EXERCISE OBJECTIVE
Go through the material below and copy all lines with "Cuando".

===

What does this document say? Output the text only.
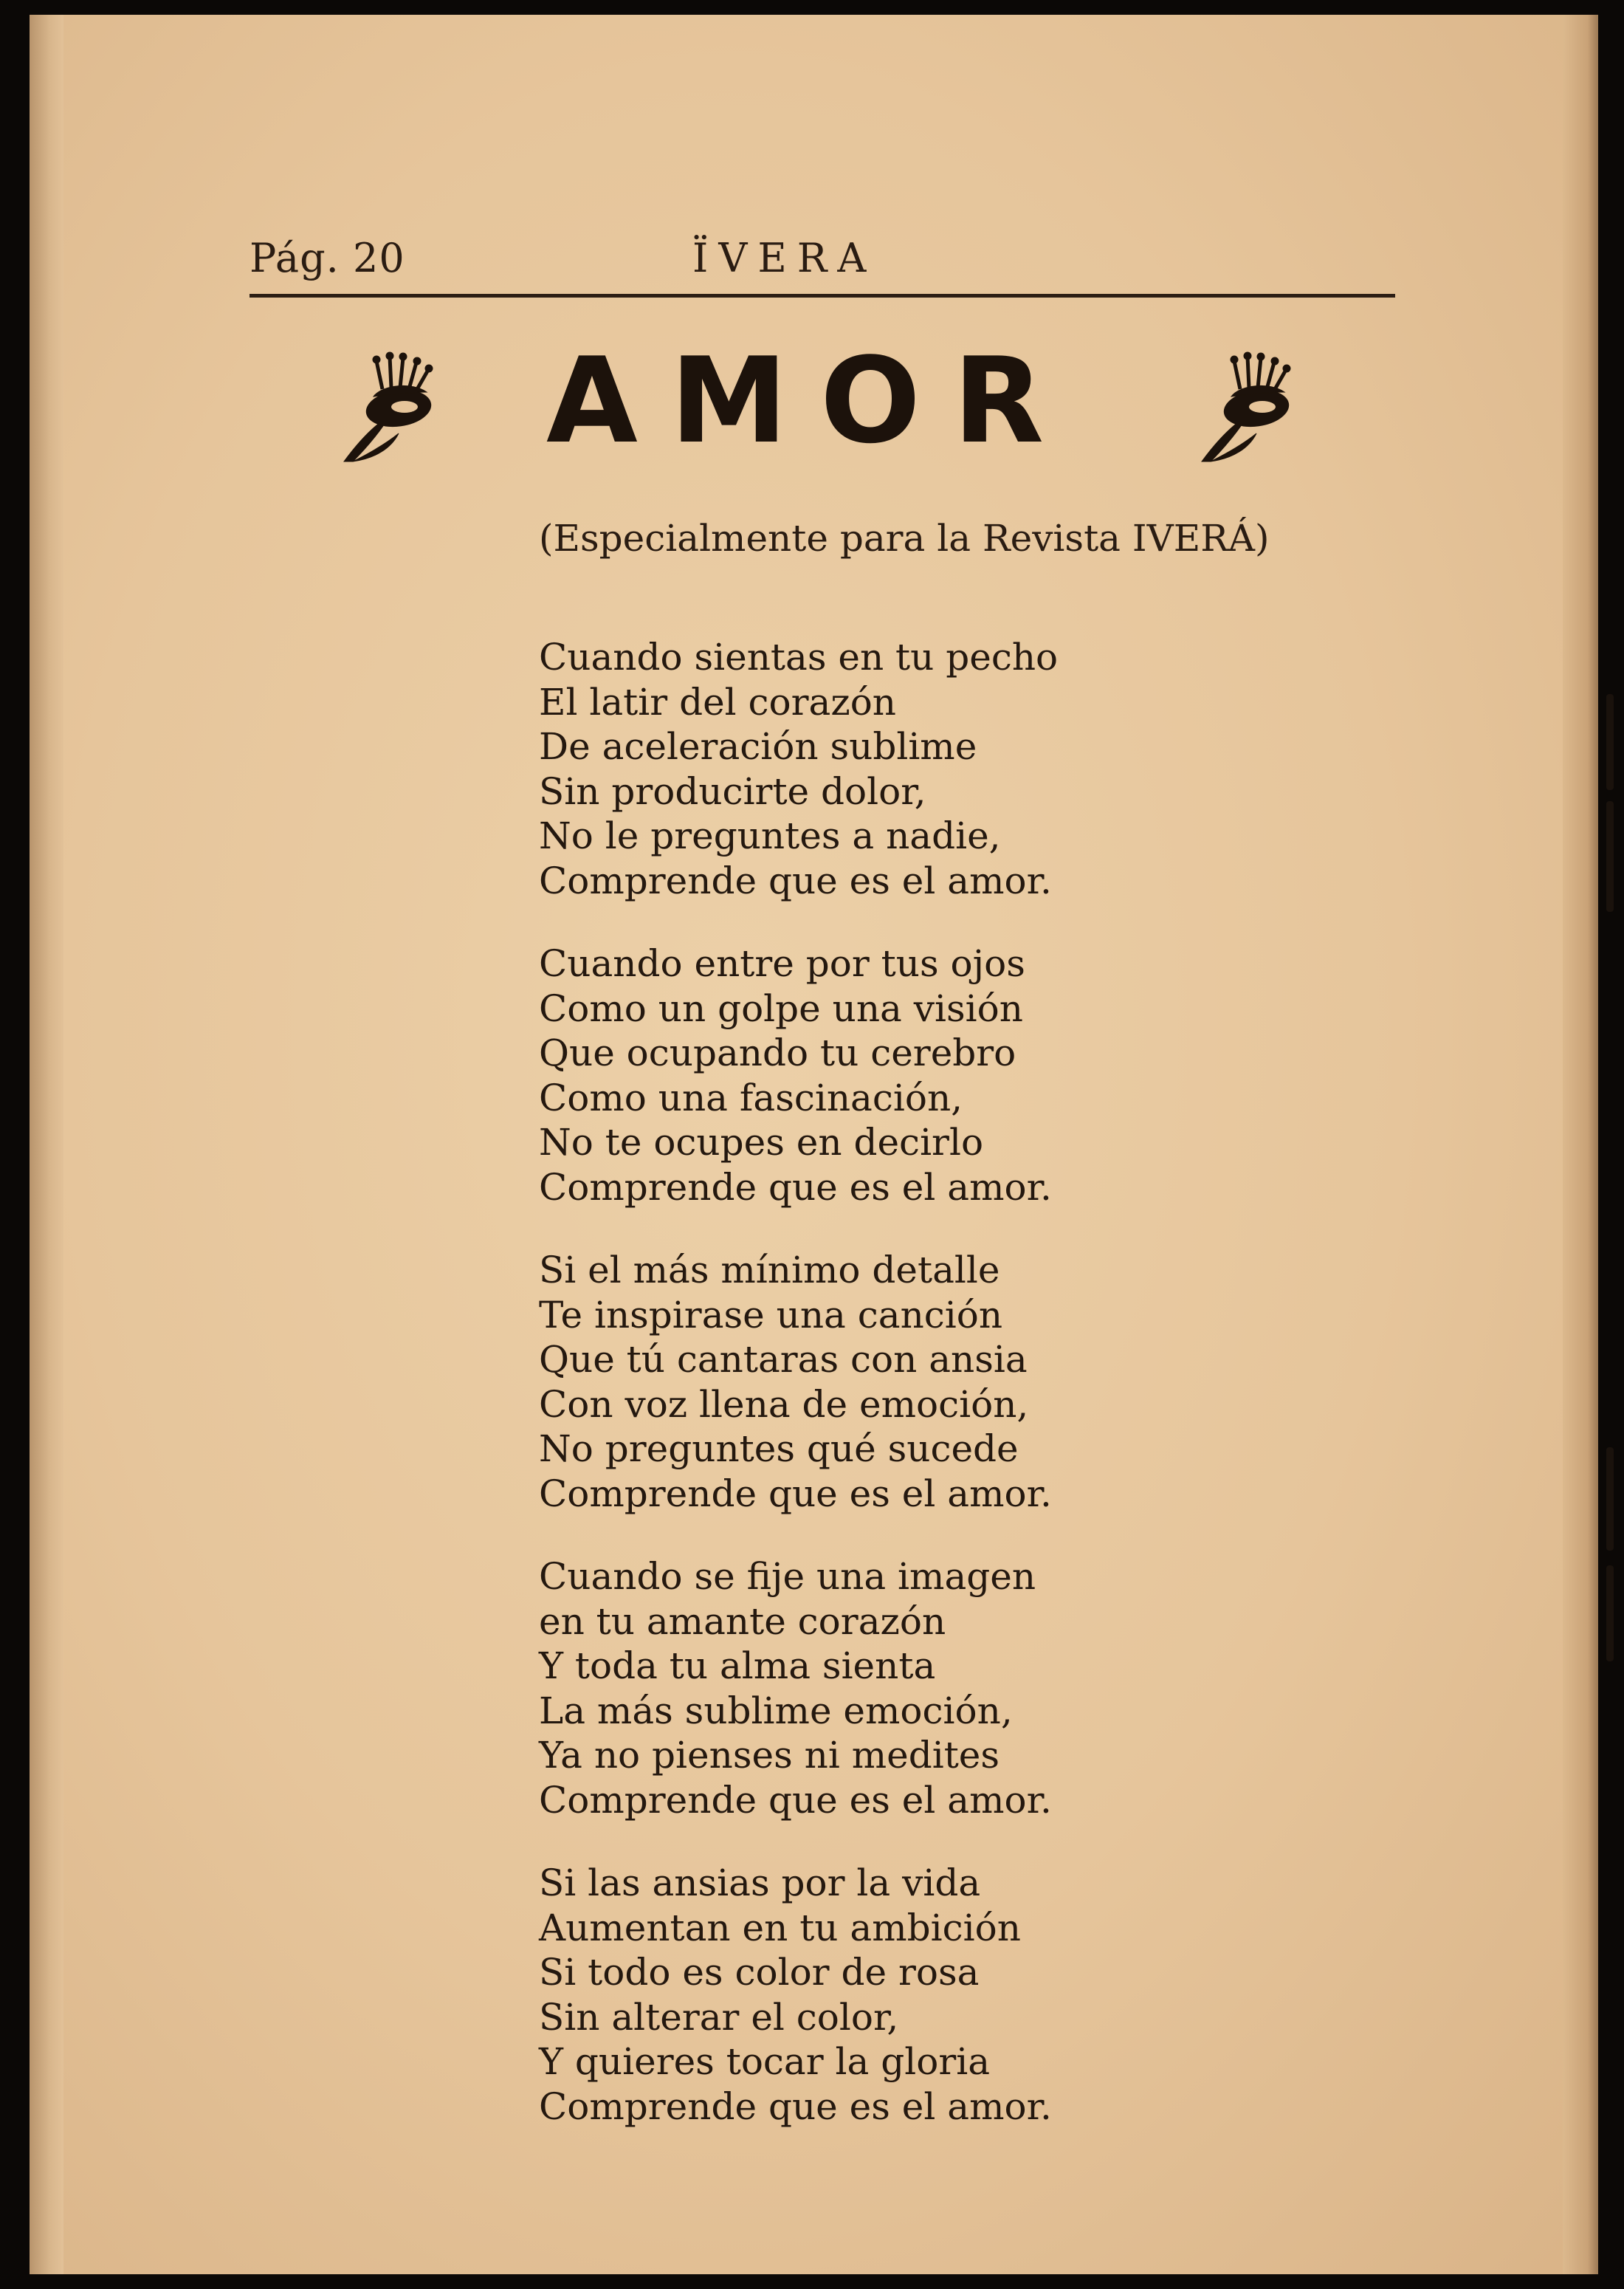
Pág. 20	ÏVERA
AMOR
(Especialmente para la Revista IVERÁ)
Cuando sientas en tu pecho
El latir del corazón
De aceleración sublime
Sin producirte dolor,
No le preguntes a nadie,
Comprende que es el amor.
Cuando entre por tus ojos
Como un golpe una visión
Que ocupando tu cerebro
Como una fascinación,
No te ocupes en decirlo
Comprende que es el amor.
Si el más mínimo detalle
Te inspirase una canción
Que tú cantaras con ansia
Con voz llena de emoción,
No preguntes qué sucede
Comprende que es el amor.
Cuando se fije una imagen
en tu amante corazón
Y toda tu alma sienta
La más sublime emoción,
Ya no pienses ni medites
Comprende que es el amor.
Si las ansias por la vida
Aumentan en tu ambición
Si todo es color de rosa
Sin alterar el color,
Y quieres tocar la gloria
Comprende que es el amor.
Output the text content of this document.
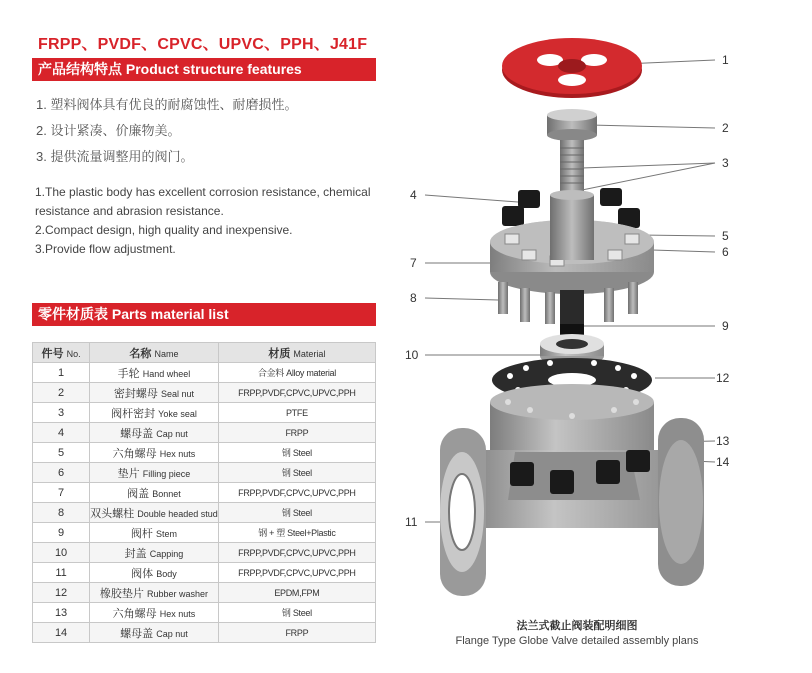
FRPP、PVDF、CPVC、UPVC、PPH、J41F
产品结构特点 Product structure features
1. 塑料阀体具有优良的耐腐蚀性、耐磨损性。
2. 设计紧凑、价廉物美。
3. 提供流量调整用的阀门。
1.The plastic body has excellent corrosion resistance, chemical resistance and abrasion resistance.
2.Compact design, high quality and inexpensive.
3.Provide flow adjustment.
零件材质表 Parts material list
件号 No.	名称 Name	材质 Material
1	手轮 Hand wheel	合金料 Alloy material
2	密封螺母 Seal nut	FRPP,PVDF,CPVC,UPVC,PPH
3	阀杆密封 Yoke seal	PTFE
4	螺母盖 Cap nut	FRPP
5	六角螺母 Hex nuts	钢 Steel
6	垫片 Filling piece	钢 Steel
7	阀盖 Bonnet	FRPP,PVDF,CPVC,UPVC,PPH
8	双头螺柱 Double headed stud	钢 Steel
9	阀杆 Stem	钢 + 塑 Steel+Plastic
10	封盖 Capping	FRPP,PVDF,CPVC,UPVC,PPH
11	阀体 Body	FRPP,PVDF,CPVC,UPVC,PPH
12	橡胶垫片 Rubber washer	EPDM,FPM
13	六角螺母 Hex nuts	钢 Steel
14	螺母盖 Cap nut	FRPP
1
2
3
4
5
6
7
8
9
10
11
12
13
14
法兰式截止阀装配明细图
Flange Type Globe Valve detailed assembly plans
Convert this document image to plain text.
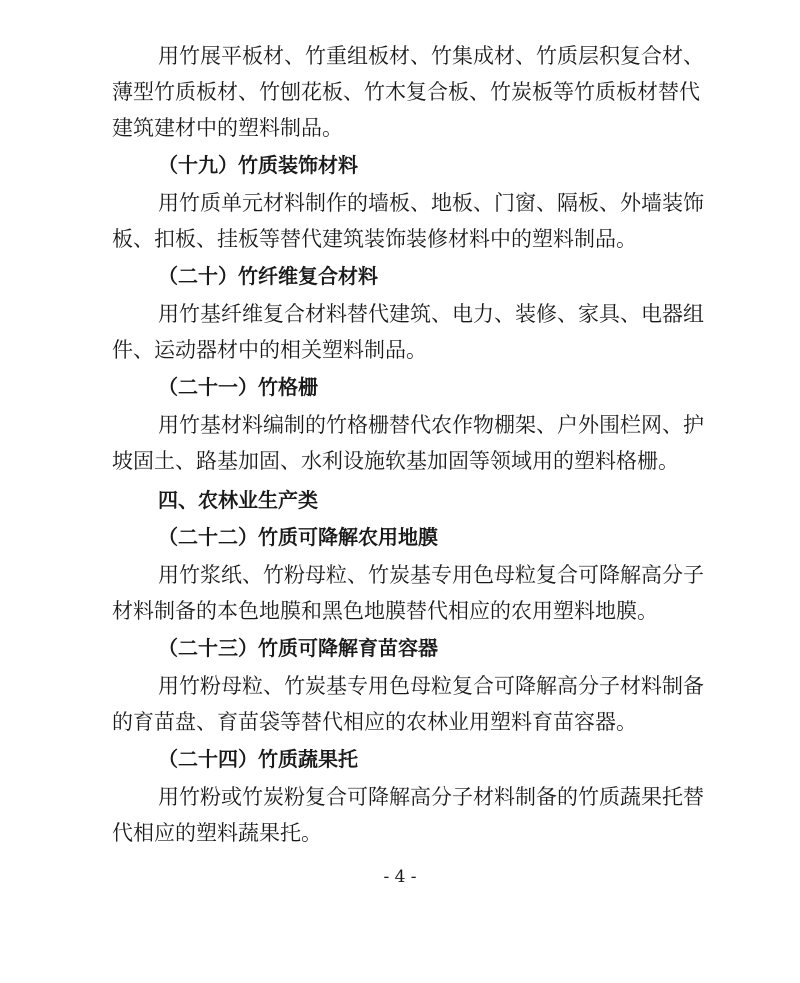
用竹展平板材、竹重组板材、竹集成材、竹质层积复合材、
薄型竹质板材、竹刨花板、竹木复合板、竹炭板等竹质板材替代
建筑建材中的塑料制品。
（十九）竹质装饰材料
用竹质单元材料制作的墙板、地板、门窗、隔板、外墙装饰
板、扣板、挂板等替代建筑装饰装修材料中的塑料制品。
（二十）竹纤维复合材料
用竹基纤维复合材料替代建筑、电力、装修、家具、电器组
件、运动器材中的相关塑料制品。
（二十一）竹格栅
用竹基材料编制的竹格栅替代农作物棚架、户外围栏网、护
坡固土、路基加固、水利设施软基加固等领域用的塑料格栅。
四、农林业生产类
（二十二）竹质可降解农用地膜
用竹浆纸、竹粉母粒、竹炭基专用色母粒复合可降解高分子
材料制备的本色地膜和黑色地膜替代相应的农用塑料地膜。
（二十三）竹质可降解育苗容器
用竹粉母粒、竹炭基专用色母粒复合可降解高分子材料制备
的育苗盘、育苗袋等替代相应的农林业用塑料育苗容器。
（二十四）竹质蔬果托
用竹粉或竹炭粉复合可降解高分子材料制备的竹质蔬果托替
代相应的塑料蔬果托。
- 4 -
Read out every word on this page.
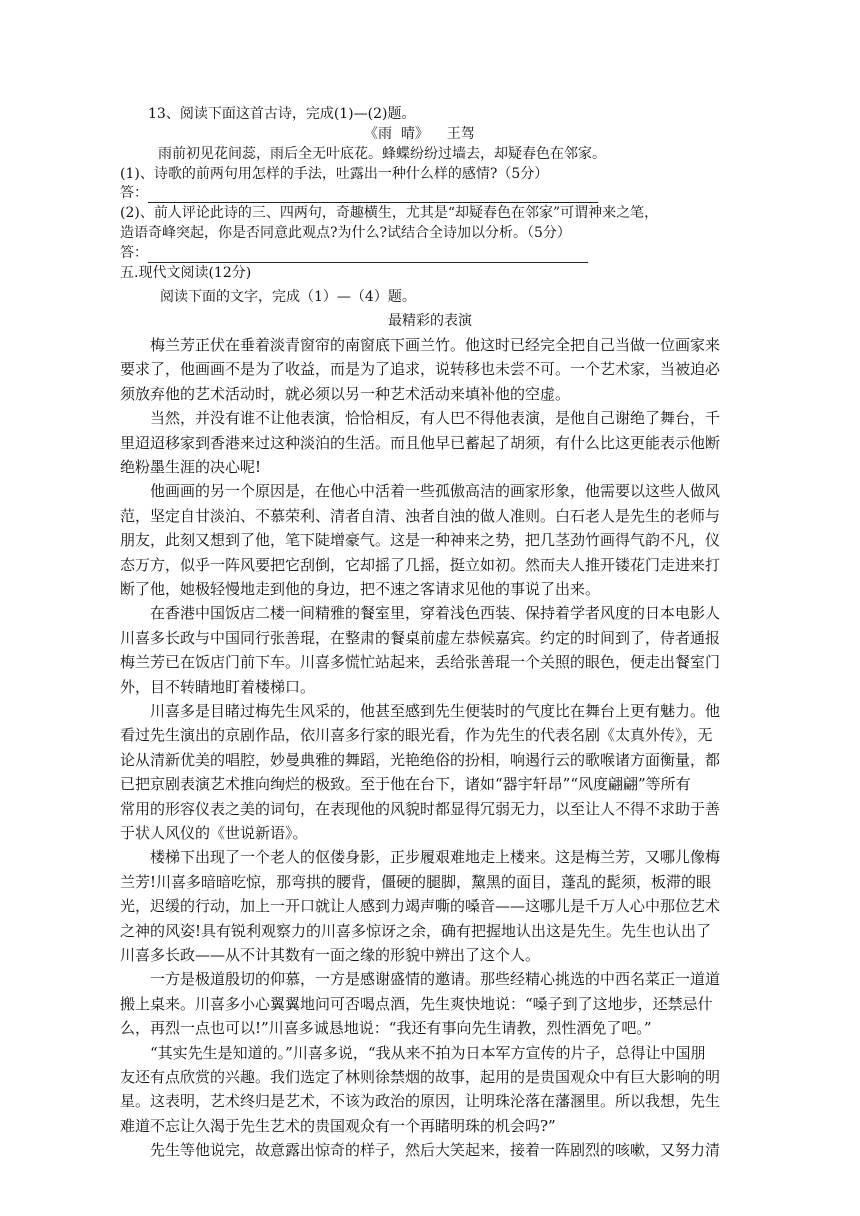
13、阅读下面这首古诗，完成(1)—(2)题。
《雨  晴》    王驾
雨前初见花间蕊，雨后全无叶底花。蜂蝶纷纷过墙去，却疑春色在邻家。
(1)、诗歌的前两句用怎样的手法，吐露出一种什么样的感情?（5分）
答：
(2)、前人评论此诗的三、四两句，奇趣横生，尤其是“却疑春色在邻家”可谓神来之笔，
造语奇峰突起，你是否同意此观点?为什么?试结合全诗加以分析。（5分）
答：
五.现代文阅读(12分)
阅读下面的文字，完成（1）—（4）题。
最精彩的表演
梅兰芳正伏在垂着淡青窗帘的南窗底下画兰竹。他这时已经完全把自己当做一位画家来
要求了，他画画不是为了收益，而是为了追求，说转移也未尝不可。一个艺术家，当被迫必
须放弃他的艺术活动时，就必须以另一种艺术活动来填补他的空虚。
当然，并没有谁不让他表演，恰恰相反，有人巴不得他表演，是他自己谢绝了舞台，千
里迢迢移家到香港来过这种淡泊的生活。而且他早已蓄起了胡须，有什么比这更能表示他断
绝粉墨生涯的决心呢!
他画画的另一个原因是，在他心中活着一些孤傲高洁的画家形象，他需要以这些人做风
范，坚定自甘淡泊、不慕荣利、清者自清、浊者自浊的做人准则。白石老人是先生的老师与
朋友，此刻又想到了他，笔下陡增豪气。这是一种神来之势，把几茎劲竹画得气韵不凡，仪
态万方，似乎一阵风要把它刮倒，它却摇了几摇，挺立如初。然而夫人推开镂花门走进来打
断了他，她极轻慢地走到他的身边，把不速之客请求见他的事说了出来。
在香港中国饭店二楼一间精雅的餐室里，穿着浅色西装、保持着学者风度的日本电影人
川喜多长政与中国同行张善琨，在整肃的餐桌前虚左恭候嘉宾。约定的时间到了，侍者通报
梅兰芳已在饭店门前下车。川喜多慌忙站起来，丢给张善琨一个关照的眼色，便走出餐室门
外，目不转睛地盯着楼梯口。
川喜多是目睹过梅先生风采的，他甚至感到先生便装时的气度比在舞台上更有魅力。他
看过先生演出的京剧作品，依川喜多行家的眼光看，作为先生的代表名剧《太真外传》，无
论从清新优美的唱腔，妙曼典雅的舞蹈，光艳绝俗的扮相，响遏行云的歌喉诸方面衡量，都
已把京剧表演艺术推向绚烂的极致。至于他在台下，诸如“器宇轩昂”“风度翩翩”等所有
常用的形容仪表之美的词句，在表现他的风貌时都显得冗弱无力，以至让人不得不求助于善
于状人风仪的《世说新语》。
楼梯下出现了一个老人的伛偻身影，正步履艰难地走上楼来。这是梅兰芳，又哪儿像梅
兰芳!川喜多暗暗吃惊，那弯拱的腰背，僵硬的腿脚，黧黑的面目，蓬乱的髭须，板滞的眼
光，迟缓的行动，加上一开口就让人感到力竭声嘶的嗓音——这哪儿是千万人心中那位艺术
之神的风姿!具有锐利观察力的川喜多惊讶之余，确有把握地认出这是先生。先生也认出了
川喜多长政——从不计其数有一面之缘的形貌中辨出了这个人。
一方是极道殷切的仰慕，一方是感谢盛情的邀请。那些经精心挑选的中西名菜正一道道
搬上桌来。川喜多小心翼翼地问可否喝点酒，先生爽快地说：“嗓子到了这地步，还禁忌什
么，再烈一点也可以!”川喜多诚恳地说：“我还有事向先生请教，烈性酒免了吧。”
“其实先生是知道的。”川喜多说，“我从来不拍为日本军方宣传的片子，总得让中国朋
友还有点欣赏的兴趣。我们选定了林则徐禁烟的故事，起用的是贵国观众中有巨大影响的明
星。这表明，艺术终归是艺术，不该为政治的原因，让明珠沦落在藩溷里。所以我想，先生
难道不忘让久渴于先生艺术的贵国观众有一个再睹明珠的机会吗?”
先生等他说完，故意露出惊奇的样子，然后大笑起来，接着一阵剧烈的咳嗽，又努力清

===

PROBLEM SOLUTION
Cuando sientas en tu pecho
Cuando entre por tus ojos
Cuando se fije una imagen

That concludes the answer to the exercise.